** Start Records to process **
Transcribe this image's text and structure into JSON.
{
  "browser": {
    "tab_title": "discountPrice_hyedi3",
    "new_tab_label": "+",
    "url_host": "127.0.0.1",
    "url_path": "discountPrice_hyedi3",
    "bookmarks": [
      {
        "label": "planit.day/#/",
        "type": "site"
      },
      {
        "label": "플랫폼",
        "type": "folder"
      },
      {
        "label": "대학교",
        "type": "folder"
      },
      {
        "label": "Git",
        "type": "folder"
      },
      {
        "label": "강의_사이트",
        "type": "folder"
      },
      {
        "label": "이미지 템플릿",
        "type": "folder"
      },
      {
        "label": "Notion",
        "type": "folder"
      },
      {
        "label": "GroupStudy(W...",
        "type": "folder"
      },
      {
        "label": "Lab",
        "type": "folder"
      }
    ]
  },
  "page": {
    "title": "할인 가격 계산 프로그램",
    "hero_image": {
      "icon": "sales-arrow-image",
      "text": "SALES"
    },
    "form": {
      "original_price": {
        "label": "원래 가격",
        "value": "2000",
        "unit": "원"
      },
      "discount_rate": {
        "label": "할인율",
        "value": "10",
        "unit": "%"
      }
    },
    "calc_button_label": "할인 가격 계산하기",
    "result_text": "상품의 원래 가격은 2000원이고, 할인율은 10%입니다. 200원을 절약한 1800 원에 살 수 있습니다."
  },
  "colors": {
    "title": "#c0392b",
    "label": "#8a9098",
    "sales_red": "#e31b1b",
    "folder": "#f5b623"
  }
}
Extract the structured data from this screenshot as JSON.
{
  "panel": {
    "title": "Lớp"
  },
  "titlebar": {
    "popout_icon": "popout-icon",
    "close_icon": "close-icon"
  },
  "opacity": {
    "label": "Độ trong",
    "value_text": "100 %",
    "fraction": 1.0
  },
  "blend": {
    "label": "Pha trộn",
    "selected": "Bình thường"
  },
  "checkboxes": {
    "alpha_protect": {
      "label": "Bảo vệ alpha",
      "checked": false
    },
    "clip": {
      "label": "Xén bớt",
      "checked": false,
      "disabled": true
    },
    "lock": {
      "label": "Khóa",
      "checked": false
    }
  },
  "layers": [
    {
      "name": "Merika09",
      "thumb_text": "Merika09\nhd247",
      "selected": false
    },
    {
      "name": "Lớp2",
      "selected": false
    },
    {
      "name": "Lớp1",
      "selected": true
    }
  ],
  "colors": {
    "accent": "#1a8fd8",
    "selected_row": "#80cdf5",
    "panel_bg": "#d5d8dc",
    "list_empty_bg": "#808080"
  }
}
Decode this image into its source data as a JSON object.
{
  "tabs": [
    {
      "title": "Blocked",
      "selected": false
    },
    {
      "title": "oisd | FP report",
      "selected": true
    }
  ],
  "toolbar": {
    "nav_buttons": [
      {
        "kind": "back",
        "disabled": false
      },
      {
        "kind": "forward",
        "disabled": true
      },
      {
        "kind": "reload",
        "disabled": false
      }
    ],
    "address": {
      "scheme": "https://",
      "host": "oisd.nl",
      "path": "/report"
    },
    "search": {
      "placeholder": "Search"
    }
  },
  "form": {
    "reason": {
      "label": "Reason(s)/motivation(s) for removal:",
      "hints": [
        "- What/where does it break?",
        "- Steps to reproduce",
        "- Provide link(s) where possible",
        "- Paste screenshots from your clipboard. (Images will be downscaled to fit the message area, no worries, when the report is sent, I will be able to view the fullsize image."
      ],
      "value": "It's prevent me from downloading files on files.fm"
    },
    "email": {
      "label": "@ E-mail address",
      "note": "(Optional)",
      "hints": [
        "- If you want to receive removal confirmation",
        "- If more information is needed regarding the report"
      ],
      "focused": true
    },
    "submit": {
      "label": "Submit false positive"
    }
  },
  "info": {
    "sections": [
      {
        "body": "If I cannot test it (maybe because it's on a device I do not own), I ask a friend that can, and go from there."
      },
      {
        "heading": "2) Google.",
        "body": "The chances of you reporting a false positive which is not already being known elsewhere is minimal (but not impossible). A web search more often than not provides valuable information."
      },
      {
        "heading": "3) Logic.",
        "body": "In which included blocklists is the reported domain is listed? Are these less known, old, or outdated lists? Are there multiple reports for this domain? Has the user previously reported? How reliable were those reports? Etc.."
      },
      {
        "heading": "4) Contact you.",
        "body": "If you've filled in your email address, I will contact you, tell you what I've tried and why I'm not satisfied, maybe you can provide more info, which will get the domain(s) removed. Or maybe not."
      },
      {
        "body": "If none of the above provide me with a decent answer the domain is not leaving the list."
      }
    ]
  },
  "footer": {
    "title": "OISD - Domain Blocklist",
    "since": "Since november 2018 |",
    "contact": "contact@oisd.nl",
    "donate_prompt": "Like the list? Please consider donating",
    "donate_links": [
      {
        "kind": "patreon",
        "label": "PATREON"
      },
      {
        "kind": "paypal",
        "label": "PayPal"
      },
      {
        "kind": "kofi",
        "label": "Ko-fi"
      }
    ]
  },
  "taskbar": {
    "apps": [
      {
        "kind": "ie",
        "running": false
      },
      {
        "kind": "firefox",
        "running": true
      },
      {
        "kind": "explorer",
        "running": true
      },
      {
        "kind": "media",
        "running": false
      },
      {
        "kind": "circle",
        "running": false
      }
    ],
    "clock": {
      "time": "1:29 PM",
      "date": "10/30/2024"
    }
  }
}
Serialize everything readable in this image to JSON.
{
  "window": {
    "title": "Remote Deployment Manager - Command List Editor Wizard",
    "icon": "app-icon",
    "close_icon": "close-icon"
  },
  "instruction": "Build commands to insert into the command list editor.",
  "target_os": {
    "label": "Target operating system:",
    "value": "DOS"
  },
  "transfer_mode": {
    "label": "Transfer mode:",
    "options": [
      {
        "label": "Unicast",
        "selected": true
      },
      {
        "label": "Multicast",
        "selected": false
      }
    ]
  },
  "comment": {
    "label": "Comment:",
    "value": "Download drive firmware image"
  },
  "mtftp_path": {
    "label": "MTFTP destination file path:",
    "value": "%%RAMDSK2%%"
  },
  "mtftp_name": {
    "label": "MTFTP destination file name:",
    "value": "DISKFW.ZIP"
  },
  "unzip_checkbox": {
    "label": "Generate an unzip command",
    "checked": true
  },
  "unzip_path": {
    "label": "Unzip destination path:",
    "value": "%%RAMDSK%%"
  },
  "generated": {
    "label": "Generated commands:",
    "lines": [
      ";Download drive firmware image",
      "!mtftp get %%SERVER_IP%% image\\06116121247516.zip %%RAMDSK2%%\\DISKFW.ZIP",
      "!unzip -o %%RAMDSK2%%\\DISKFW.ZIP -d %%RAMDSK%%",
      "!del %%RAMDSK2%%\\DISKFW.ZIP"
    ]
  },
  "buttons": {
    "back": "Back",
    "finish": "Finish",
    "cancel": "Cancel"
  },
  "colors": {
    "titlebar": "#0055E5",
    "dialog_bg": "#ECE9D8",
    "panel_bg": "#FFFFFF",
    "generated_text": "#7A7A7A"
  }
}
** End Records to process **
= Exercise task =
Count the lines of the data that include the string "true", and give only that number.

= The reply =
9